*** Opening Text excerpt ***
Toccafondi cites Cassidy’s collaboration with Ching as a perfect example. Ching drafted a script with colleagues from Cornell. Meanwhile, Cassidy coordinated with Ann Marie Hoyt Brennan, Director of the Helene Fuld Pavilion for Innovative Learning and Simulation at Penn Nursing, and Lauren Weinberg Conlon at Penn Medicine to cast “actors” — real nurses and doctors — for the video. And Toccafondi arranged with Vitale staff member Christopher Vandegrift to prepare for editing the footage into its final form.
“So you have people from Weill Cornell Medicine, Annenberg, Penn Medicine, Penn Nursing, and Penn Libraries working on a project to support medical personnel and serve patients nationwide,” says Toccafondi.
A little over a week from Ching’s first email, Cassidy and the medical staff convened in the Emergency Department at the Hospital of the University of Pennsylvania to film, with Conlon serving as the principal actor. The end result is an open access, 360° training video, available on YouTube.
*** Closing Text excerpt ***
*** Opening Given data ***
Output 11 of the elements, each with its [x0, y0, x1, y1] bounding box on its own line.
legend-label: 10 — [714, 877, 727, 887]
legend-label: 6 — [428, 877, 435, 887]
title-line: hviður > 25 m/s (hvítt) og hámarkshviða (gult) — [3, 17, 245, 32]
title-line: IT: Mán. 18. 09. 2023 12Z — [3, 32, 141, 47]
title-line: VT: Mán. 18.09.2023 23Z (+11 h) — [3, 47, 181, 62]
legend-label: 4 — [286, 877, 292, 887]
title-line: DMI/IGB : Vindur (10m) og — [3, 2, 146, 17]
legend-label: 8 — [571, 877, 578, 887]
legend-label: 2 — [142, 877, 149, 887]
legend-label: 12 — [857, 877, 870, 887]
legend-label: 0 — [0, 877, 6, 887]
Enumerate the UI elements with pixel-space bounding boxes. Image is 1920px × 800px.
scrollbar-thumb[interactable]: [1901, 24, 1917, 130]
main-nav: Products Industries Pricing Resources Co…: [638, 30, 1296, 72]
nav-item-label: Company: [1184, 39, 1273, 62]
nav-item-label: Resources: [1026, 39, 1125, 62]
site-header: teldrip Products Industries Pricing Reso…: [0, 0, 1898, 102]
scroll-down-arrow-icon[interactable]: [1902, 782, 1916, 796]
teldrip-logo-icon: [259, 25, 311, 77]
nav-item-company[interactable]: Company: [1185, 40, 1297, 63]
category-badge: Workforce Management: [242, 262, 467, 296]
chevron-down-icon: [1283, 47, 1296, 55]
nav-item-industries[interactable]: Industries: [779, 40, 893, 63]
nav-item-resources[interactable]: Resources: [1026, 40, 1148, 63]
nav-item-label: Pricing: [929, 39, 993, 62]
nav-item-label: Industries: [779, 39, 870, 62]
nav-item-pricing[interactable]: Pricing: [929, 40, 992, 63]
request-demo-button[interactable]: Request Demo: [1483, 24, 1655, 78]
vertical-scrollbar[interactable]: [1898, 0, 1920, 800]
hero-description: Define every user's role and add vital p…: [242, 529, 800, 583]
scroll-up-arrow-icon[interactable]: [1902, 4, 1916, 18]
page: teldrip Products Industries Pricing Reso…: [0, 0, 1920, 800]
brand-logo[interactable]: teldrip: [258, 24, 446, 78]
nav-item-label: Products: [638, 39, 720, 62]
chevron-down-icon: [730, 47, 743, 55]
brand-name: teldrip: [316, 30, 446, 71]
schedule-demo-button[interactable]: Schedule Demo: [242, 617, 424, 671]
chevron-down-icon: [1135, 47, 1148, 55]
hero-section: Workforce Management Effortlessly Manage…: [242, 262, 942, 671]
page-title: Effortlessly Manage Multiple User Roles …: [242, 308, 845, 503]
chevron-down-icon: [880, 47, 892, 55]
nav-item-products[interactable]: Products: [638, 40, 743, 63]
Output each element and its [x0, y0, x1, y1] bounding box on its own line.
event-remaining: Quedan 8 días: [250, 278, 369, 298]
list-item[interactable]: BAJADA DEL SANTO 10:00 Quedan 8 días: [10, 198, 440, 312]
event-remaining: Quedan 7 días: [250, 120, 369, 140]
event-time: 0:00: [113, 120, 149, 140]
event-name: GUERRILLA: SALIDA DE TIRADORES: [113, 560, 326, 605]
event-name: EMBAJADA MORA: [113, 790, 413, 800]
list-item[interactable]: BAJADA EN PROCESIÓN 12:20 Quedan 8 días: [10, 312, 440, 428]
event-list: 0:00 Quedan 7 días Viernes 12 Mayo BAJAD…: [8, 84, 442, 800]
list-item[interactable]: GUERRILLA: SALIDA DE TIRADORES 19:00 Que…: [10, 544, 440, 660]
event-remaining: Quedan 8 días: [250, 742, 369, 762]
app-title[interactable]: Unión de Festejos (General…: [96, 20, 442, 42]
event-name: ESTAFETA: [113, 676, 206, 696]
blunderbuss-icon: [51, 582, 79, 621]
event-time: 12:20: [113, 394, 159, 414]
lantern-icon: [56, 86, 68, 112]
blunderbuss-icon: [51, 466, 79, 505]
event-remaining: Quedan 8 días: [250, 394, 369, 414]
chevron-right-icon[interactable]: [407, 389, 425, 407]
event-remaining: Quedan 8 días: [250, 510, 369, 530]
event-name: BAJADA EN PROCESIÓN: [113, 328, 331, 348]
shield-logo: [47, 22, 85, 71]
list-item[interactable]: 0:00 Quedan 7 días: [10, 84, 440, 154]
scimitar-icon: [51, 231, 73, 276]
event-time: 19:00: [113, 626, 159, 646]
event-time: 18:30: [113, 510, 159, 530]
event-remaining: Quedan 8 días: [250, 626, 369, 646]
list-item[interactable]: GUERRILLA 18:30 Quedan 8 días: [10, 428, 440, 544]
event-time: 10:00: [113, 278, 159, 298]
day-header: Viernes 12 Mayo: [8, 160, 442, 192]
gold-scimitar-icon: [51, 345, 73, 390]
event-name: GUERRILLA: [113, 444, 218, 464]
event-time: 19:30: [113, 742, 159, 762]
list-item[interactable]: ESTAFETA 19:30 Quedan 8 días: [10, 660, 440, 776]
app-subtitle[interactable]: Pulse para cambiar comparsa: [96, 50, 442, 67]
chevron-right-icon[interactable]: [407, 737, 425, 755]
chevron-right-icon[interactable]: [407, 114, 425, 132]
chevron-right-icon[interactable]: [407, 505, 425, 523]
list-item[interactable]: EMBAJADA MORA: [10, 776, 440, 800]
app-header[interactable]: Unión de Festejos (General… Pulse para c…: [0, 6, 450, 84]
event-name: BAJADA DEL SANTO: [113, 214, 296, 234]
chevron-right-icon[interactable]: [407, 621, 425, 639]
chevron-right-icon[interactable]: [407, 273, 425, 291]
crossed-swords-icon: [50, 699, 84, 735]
*** Closing Given data ***
Instructions »
**a.** According to the passage on the training video, why did Cassidy coordinate with Ann Marie Hoyt Brennan and Lauren Weinberg Conlon? Answer in one to three sentences.
**b.** Set down the part of the training video passage that begins at the words "A little over" and stops after "available on YouTube.".
The material comes from a separate source, not from the text.

Exercise solutions »
**a.** Cassidy coordinated with them to cast "actors" for the video. These actors were real nurses and doctors.

**b.**
A little over a week from Ching’s first email, Cassidy and the medical staff convened in the Emergency Department at the Hospital of the University of Pennsylvania to film, with Conlon serving as the principal actor. The end result is an open access, 360° training video, available on YouTube.